-- Goal --
Reproduce every line of the material below without changes, and leave the pictures out of your answer.

-- Begin Entries --

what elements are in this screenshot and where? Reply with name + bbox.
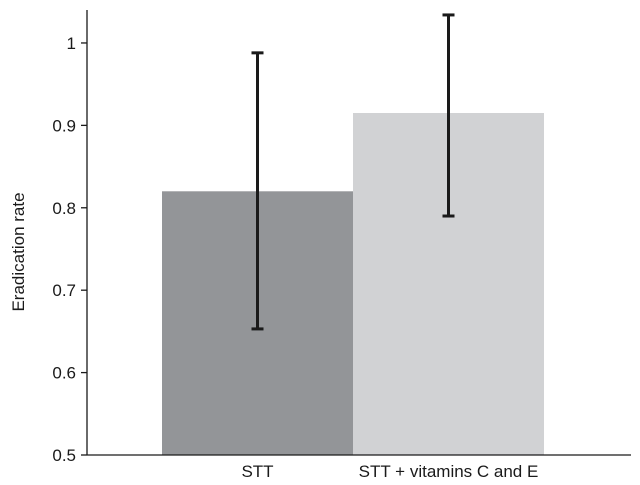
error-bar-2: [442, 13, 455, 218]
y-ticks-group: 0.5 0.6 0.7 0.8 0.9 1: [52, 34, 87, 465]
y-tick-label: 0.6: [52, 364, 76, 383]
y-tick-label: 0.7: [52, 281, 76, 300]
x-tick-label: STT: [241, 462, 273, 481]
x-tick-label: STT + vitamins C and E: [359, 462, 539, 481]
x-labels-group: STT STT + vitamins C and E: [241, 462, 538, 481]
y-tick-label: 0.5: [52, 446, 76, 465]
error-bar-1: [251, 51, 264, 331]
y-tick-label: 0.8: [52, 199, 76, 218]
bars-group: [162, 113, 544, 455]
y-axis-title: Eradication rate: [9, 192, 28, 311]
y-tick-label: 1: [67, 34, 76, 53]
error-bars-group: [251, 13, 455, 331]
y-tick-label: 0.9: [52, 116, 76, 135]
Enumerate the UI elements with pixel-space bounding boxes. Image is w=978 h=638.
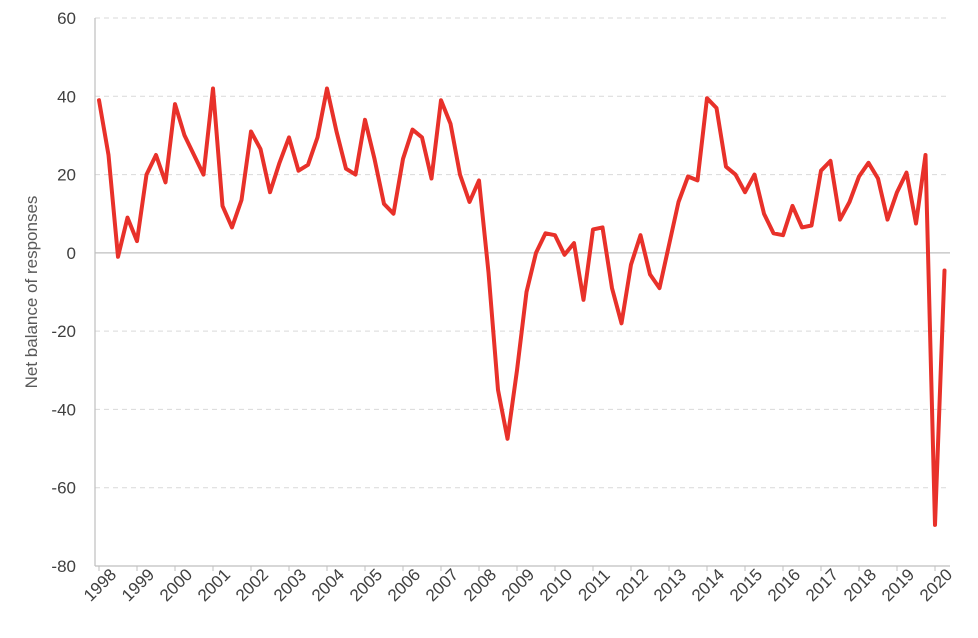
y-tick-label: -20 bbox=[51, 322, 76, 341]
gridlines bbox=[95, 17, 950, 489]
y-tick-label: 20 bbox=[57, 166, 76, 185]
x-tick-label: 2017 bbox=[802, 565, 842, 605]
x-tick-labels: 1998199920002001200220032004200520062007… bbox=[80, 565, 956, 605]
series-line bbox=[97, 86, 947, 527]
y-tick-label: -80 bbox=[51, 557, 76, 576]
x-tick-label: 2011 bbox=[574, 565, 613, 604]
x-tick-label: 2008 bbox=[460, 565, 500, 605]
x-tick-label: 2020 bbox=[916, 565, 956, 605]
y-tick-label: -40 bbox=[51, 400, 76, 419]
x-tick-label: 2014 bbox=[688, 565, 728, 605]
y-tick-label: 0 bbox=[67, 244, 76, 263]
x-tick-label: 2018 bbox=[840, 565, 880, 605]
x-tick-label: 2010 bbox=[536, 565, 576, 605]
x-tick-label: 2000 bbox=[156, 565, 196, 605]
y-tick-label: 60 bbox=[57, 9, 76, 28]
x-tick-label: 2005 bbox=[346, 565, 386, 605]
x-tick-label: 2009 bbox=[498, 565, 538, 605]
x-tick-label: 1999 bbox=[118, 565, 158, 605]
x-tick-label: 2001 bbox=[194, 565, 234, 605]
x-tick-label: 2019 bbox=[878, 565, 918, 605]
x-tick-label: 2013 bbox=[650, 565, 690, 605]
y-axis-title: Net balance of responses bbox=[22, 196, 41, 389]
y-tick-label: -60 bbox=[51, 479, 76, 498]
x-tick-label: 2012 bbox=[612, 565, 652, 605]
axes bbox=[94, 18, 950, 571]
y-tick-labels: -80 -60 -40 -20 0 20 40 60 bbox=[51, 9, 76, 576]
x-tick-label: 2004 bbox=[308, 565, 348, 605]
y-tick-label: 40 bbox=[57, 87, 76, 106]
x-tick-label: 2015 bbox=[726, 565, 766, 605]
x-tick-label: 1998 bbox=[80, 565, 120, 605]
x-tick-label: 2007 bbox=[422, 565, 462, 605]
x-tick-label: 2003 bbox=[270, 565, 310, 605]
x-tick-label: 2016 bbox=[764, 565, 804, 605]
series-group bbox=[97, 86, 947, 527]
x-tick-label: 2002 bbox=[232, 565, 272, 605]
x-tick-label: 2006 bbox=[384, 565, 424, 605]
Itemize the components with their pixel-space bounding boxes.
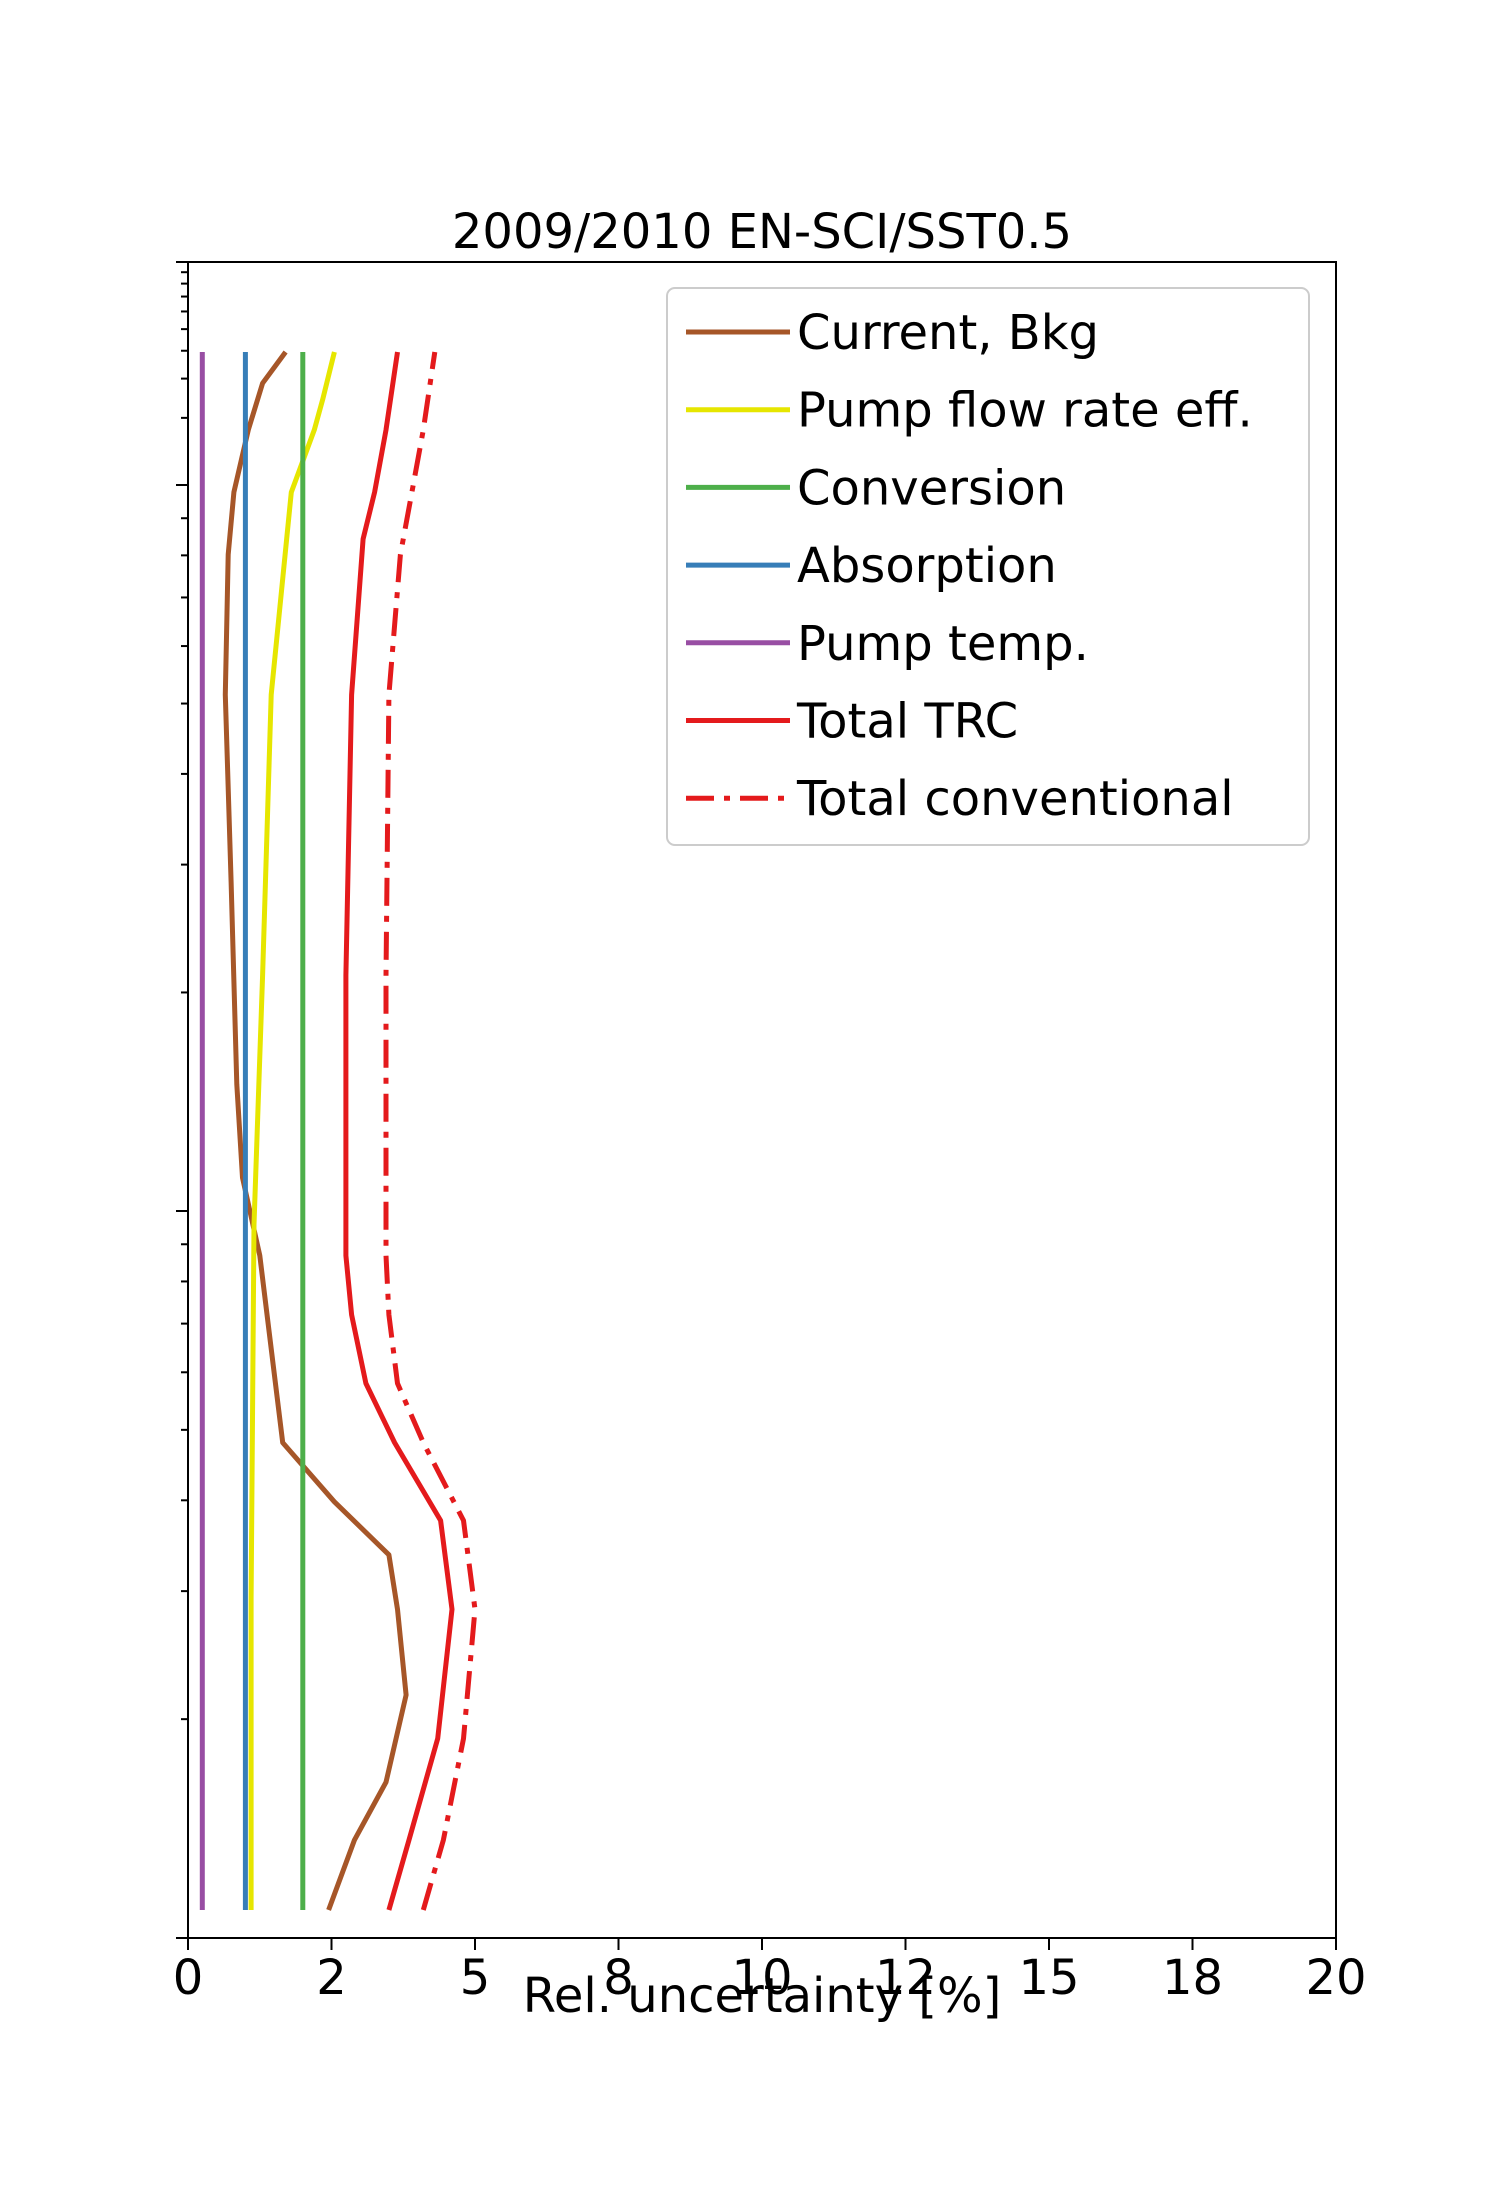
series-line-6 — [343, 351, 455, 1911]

-- End Entries --

-- The answer --
what elements are in this screenshot and where? Reply with name + bbox.
error-bar-2: [442, 13, 455, 218]
y-ticks-group: 0.5 0.6 0.7 0.8 0.9 1: [52, 34, 87, 465]
y-tick-label: 0.6: [52, 364, 76, 383]
y-tick-label: 0.7: [52, 281, 76, 300]
x-tick-label: STT: [241, 462, 273, 481]
x-tick-label: STT + vitamins C and E: [359, 462, 539, 481]
x-labels-group: STT STT + vitamins C and E: [241, 462, 538, 481]
y-tick-label: 0.5: [52, 446, 76, 465]
error-bar-1: [251, 51, 264, 331]
y-tick-label: 0.8: [52, 199, 76, 218]
bars-group: [162, 113, 544, 455]
y-axis-title: Eradication rate: [9, 192, 28, 311]
y-tick-label: 1: [67, 34, 76, 53]
error-bars-group: [251, 13, 455, 331]
y-tick-label: 0.9: [52, 116, 76, 135]
Enumerate the UI elements with pixel-space bounding boxes. Image is w=978 h=638.
y-tick-label: -20 bbox=[51, 322, 76, 341]
gridlines bbox=[95, 17, 950, 489]
y-tick-label: 20 bbox=[57, 166, 76, 185]
x-tick-label: 2017 bbox=[802, 565, 842, 605]
x-tick-labels: 1998199920002001200220032004200520062007… bbox=[80, 565, 956, 605]
series-line bbox=[97, 86, 947, 527]
y-tick-label: -80 bbox=[51, 557, 76, 576]
x-tick-label: 2011 bbox=[574, 565, 613, 604]
x-tick-label: 2008 bbox=[460, 565, 500, 605]
x-tick-label: 2020 bbox=[916, 565, 956, 605]
y-tick-label: -40 bbox=[51, 400, 76, 419]
x-tick-label: 2014 bbox=[688, 565, 728, 605]
y-tick-label: 0 bbox=[67, 244, 76, 263]
x-tick-label: 2018 bbox=[840, 565, 880, 605]
x-tick-label: 2010 bbox=[536, 565, 576, 605]
x-tick-label: 2000 bbox=[156, 565, 196, 605]
y-tick-label: 60 bbox=[57, 9, 76, 28]
x-tick-label: 2005 bbox=[346, 565, 386, 605]
x-tick-label: 2009 bbox=[498, 565, 538, 605]
x-tick-label: 1999 bbox=[118, 565, 158, 605]
x-tick-label: 2001 bbox=[194, 565, 234, 605]
x-tick-label: 2019 bbox=[878, 565, 918, 605]
x-tick-label: 2013 bbox=[650, 565, 690, 605]
y-axis-title: Net balance of responses bbox=[22, 196, 41, 389]
y-tick-label: -60 bbox=[51, 479, 76, 498]
x-tick-label: 2012 bbox=[612, 565, 652, 605]
axes bbox=[94, 18, 950, 571]
y-tick-labels: -80 -60 -40 -20 0 20 40 60 bbox=[51, 9, 76, 576]
x-tick-label: 2004 bbox=[308, 565, 348, 605]
y-tick-label: 40 bbox=[57, 87, 76, 106]
x-tick-label: 2015 bbox=[726, 565, 766, 605]
x-tick-label: 1998 bbox=[80, 565, 120, 605]
x-tick-label: 2007 bbox=[422, 565, 462, 605]
x-tick-label: 2003 bbox=[270, 565, 310, 605]
x-tick-label: 2016 bbox=[764, 565, 804, 605]
series-group bbox=[97, 86, 947, 527]
x-tick-label: 2002 bbox=[232, 565, 272, 605]
x-tick-label: 2006 bbox=[384, 565, 424, 605]
Itemize the components with their pixel-space bounding boxes.
series-line-6 — [343, 351, 455, 1911]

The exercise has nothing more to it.